What to produce:
Print the data that follows exactly.

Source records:

┄┄┄┄┄┄┄┄┄┄┄┄┄┄┄┄┄┄┄┄

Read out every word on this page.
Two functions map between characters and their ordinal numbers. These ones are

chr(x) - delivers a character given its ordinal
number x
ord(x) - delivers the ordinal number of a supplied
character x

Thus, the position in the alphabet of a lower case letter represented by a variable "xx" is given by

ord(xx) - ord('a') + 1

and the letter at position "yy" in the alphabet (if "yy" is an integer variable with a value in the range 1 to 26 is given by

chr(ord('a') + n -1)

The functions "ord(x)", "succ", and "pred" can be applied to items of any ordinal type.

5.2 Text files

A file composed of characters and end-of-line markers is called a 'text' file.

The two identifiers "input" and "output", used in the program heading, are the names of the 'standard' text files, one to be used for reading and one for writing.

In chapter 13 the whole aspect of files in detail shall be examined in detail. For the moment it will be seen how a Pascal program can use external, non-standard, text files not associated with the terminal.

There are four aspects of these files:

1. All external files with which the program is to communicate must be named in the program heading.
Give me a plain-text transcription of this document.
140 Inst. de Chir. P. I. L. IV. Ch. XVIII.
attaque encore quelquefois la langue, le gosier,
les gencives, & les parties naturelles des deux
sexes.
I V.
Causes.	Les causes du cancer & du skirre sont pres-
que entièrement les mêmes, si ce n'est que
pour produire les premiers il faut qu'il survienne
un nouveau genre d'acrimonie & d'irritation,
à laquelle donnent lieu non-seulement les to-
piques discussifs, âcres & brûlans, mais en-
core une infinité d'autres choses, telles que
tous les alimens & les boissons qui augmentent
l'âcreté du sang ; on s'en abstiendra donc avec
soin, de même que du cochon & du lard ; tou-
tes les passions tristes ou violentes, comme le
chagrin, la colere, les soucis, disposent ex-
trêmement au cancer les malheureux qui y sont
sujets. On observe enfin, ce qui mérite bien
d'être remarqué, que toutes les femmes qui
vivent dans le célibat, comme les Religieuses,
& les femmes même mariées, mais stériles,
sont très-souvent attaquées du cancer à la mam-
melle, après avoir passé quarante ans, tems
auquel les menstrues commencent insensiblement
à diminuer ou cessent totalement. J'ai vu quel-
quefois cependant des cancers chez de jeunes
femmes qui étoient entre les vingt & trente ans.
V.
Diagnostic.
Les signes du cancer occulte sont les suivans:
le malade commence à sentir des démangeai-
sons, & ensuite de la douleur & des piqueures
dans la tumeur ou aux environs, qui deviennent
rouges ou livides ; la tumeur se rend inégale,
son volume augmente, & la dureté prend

┄┄┄┄┄┄┄┄┄┄┄┄┄┄┄┄┄┄┄┄

Answer to the task:
Read out every word on this page.
Two functions map between characters and their ordinal numbers. These ones are

chr(x) - delivers a character given its ordinal
number x
ord(x) - delivers the ordinal number of a supplied
character x

Thus, the position in the alphabet of a lower case letter represented by a variable "xx" is given by

ord(xx) - ord('a') + 1

and the letter at position "yy" in the alphabet (if "yy" is an integer variable with a value in the range 1 to 26 is given by

chr(ord('a') + n -1)

The functions "ord(x)", "succ", and "pred" can be applied to items of any ordinal type.

5.2 Text files

A file composed of characters and end-of-line markers is called a 'text' file.

The two identifiers "input" and "output", used in the program heading, are the names of the 'standard' text files, one to be used for reading and one for writing.

In chapter 13 the whole aspect of files in detail shall be examined in detail. For the moment it will be seen how a Pascal program can use external, non-standard, text files not associated with the terminal.

There are four aspects of these files:

1. All external files with which the program is to communicate must be named in the program heading.
Give me a plain-text transcription of this document.
140 Inst. de Chir. P. I. L. IV. Ch. XVIII.
attaque encore quelquefois la langue, le gosier,
les gencives, & les parties naturelles des deux
sexes.
I V.
Causes.	Les causes du cancer & du skirre sont pres-
que entièrement les mêmes, si ce n'est que
pour produire les premiers il faut qu'il survienne
un nouveau genre d'acrimonie & d'irritation,
à laquelle donnent lieu non-seulement les to-
piques discussifs, âcres & brûlans, mais en-
core une infinité d'autres choses, telles que
tous les alimens & les boissons qui augmentent
l'âcreté du sang ; on s'en abstiendra donc avec
soin, de même que du cochon & du lard ; tou-
tes les passions tristes ou violentes, comme le
chagrin, la colere, les soucis, disposent ex-
trêmement au cancer les malheureux qui y sont
sujets. On observe enfin, ce qui mérite bien
d'être remarqué, que toutes les femmes qui
vivent dans le célibat, comme les Religieuses,
& les femmes même mariées, mais stériles,
sont très-souvent attaquées du cancer à la mam-
melle, après avoir passé quarante ans, tems
auquel les menstrues commencent insensiblement
à diminuer ou cessent totalement. J'ai vu quel-
quefois cependant des cancers chez de jeunes
femmes qui étoient entre les vingt & trente ans.
V.
Diagnostic.
Les signes du cancer occulte sont les suivans:
le malade commence à sentir des démangeai-
sons, & ensuite de la douleur & des piqueures
dans la tumeur ou aux environs, qui deviennent
rouges ou livides ; la tumeur se rend inégale,
son volume augmente, & la dureté prend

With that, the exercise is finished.